---------- Given information ----------

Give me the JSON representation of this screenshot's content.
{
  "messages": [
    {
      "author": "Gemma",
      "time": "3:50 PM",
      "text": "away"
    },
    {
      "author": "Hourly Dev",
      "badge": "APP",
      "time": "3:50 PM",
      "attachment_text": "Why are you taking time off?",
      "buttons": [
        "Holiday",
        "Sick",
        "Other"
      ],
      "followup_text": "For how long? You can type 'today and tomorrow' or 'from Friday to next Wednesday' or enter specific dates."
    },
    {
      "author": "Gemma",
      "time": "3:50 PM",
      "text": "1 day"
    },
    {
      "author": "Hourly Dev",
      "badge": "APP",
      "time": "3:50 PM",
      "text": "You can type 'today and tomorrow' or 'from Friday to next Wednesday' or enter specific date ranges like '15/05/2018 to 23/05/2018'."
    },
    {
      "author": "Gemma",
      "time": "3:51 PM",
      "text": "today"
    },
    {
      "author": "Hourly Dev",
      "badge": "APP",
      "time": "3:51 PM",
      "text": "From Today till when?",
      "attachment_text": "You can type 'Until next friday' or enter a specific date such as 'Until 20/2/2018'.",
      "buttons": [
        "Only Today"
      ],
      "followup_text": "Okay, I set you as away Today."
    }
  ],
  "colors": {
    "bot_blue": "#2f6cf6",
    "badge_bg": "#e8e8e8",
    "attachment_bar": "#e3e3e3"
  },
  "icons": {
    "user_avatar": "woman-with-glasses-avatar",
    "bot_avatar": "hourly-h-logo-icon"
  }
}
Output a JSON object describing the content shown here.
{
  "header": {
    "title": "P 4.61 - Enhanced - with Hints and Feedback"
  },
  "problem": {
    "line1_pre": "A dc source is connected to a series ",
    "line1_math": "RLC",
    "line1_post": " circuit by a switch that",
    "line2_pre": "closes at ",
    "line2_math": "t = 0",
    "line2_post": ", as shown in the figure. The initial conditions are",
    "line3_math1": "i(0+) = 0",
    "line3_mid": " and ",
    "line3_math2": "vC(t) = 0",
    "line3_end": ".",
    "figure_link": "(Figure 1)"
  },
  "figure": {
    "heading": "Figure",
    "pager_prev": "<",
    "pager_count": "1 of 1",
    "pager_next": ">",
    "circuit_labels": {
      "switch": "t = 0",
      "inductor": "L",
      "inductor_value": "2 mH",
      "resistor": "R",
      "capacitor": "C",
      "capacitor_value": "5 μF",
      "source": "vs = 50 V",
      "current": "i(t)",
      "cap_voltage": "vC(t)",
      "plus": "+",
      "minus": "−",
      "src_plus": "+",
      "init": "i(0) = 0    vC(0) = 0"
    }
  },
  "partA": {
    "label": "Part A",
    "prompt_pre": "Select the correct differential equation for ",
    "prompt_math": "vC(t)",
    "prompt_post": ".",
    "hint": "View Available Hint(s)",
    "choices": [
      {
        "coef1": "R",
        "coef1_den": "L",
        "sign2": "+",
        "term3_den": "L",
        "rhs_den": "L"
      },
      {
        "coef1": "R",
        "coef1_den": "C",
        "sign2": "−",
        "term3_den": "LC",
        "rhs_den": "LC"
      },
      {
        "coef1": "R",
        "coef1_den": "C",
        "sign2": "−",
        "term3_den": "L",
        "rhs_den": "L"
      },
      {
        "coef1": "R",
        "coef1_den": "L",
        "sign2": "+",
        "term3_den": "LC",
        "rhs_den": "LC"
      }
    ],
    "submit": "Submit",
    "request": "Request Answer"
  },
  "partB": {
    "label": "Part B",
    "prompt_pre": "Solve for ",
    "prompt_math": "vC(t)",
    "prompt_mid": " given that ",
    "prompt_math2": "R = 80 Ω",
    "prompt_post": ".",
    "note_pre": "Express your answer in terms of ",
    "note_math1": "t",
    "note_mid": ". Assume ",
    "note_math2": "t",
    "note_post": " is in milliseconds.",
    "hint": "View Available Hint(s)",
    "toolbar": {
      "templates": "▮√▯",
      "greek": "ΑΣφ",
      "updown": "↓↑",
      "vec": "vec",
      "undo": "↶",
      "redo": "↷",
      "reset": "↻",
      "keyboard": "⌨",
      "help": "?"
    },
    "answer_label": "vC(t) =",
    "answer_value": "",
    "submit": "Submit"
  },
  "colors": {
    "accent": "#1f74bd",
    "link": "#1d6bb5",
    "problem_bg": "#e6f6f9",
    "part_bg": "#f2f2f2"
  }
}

----------

[Task directions] Keep only those lines of the records that hold "specific", and return them.

[Reply to the exercise]
      "followup_text": "For how long? You can type 'today and tomorrow' or 'from Friday to next Wednesday' or enter specific dates."
      "text": "You can type 'today and tomorrow' or 'from Friday to next Wednesday' or enter specific date ranges like '15/05/2018 to 23/05/2018'."
      "attachment_text": "You can type 'Until next friday' or enter a specific date such as 'Until 20/2/2018'.",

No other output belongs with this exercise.